**Given task:** Reproduce the lines below character for character, beginning with the very first line and continuing through the line that contains "company-tagline: PERUSAHAAN RENTAL", including that line.

**Stored records:**

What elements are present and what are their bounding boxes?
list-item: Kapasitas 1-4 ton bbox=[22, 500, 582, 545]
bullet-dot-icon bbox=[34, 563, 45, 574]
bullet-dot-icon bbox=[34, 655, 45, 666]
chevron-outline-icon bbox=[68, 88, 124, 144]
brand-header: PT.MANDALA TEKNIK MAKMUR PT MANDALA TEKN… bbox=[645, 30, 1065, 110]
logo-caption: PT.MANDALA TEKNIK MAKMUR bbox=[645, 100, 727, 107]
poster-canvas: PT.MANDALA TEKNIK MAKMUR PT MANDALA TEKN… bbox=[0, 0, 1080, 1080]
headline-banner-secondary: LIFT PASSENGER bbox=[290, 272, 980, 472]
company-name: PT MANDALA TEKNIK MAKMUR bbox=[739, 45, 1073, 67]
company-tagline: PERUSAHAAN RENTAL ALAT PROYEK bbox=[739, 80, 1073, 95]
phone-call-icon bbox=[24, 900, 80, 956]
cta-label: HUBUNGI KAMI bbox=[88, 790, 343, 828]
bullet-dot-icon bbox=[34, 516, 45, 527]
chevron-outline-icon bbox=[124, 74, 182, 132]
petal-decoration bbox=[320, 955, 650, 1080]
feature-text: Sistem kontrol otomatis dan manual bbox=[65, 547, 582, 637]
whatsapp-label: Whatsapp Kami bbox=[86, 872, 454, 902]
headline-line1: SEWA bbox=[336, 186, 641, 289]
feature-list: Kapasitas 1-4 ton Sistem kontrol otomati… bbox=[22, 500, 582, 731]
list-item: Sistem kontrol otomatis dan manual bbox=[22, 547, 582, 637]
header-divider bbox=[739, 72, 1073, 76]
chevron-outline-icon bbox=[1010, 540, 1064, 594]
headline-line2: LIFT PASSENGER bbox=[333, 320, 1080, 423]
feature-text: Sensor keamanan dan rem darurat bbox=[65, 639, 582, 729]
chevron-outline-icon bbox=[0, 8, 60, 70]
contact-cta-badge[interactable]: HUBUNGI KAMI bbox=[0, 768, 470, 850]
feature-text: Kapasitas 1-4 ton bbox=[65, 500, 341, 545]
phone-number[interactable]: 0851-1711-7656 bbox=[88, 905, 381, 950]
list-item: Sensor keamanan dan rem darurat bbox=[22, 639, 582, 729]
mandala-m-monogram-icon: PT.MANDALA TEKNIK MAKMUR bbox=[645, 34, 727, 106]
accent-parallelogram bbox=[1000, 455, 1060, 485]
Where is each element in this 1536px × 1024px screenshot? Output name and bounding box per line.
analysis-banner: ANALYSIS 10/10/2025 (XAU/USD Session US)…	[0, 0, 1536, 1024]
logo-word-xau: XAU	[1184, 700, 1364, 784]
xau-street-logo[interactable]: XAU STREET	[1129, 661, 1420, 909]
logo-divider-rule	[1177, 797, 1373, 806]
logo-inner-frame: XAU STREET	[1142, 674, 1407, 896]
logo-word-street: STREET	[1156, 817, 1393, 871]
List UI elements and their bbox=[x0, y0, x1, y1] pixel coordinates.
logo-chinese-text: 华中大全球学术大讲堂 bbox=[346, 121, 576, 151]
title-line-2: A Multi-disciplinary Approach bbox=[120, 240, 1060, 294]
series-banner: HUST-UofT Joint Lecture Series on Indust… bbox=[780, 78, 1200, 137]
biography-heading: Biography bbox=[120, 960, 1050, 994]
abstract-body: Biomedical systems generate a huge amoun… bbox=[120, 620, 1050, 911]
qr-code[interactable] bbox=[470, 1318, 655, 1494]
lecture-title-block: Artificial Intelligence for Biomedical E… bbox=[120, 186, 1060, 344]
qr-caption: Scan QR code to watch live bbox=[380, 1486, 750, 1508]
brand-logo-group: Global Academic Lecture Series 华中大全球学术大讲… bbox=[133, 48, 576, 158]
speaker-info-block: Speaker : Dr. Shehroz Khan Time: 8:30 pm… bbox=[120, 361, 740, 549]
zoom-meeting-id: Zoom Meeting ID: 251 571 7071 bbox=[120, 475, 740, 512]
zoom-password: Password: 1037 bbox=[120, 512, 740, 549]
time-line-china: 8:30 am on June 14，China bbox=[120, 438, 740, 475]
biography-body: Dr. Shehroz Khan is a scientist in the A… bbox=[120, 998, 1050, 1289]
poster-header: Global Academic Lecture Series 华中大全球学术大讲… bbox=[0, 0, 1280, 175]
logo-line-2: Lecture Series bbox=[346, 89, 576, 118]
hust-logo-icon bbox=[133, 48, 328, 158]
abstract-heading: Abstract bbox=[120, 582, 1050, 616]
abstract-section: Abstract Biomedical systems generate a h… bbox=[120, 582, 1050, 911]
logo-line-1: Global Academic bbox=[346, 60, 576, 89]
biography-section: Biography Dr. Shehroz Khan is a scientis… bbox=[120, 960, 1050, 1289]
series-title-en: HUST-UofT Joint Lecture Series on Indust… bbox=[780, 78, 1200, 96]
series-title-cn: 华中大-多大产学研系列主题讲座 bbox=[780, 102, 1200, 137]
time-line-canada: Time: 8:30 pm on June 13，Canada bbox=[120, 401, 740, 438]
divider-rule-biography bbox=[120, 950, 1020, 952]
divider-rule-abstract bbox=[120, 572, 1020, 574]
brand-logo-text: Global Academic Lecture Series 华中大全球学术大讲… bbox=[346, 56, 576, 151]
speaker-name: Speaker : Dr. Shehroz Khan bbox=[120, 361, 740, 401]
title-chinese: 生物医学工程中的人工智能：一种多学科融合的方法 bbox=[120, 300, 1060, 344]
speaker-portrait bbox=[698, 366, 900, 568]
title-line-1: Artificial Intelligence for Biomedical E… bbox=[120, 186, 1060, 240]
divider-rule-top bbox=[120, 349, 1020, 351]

**Correct response:**
What elements are present and what are their bounding boxes?
list-item: Kapasitas 1-4 ton bbox=[22, 500, 582, 545]
bullet-dot-icon bbox=[34, 563, 45, 574]
bullet-dot-icon bbox=[34, 655, 45, 666]
chevron-outline-icon bbox=[68, 88, 124, 144]
brand-header: PT.MANDALA TEKNIK MAKMUR PT MANDALA TEKN… bbox=[645, 30, 1065, 110]
logo-caption: PT.MANDALA TEKNIK MAKMUR bbox=[645, 100, 727, 107]
poster-canvas: PT.MANDALA TEKNIK MAKMUR PT MANDALA TEKN… bbox=[0, 0, 1080, 1080]
headline-banner-secondary: LIFT PASSENGER bbox=[290, 272, 980, 472]
company-name: PT MANDALA TEKNIK MAKMUR bbox=[739, 45, 1073, 67]
company-tagline: PERUSAHAAN RENTAL ALAT PROYEK bbox=[739, 80, 1073, 95]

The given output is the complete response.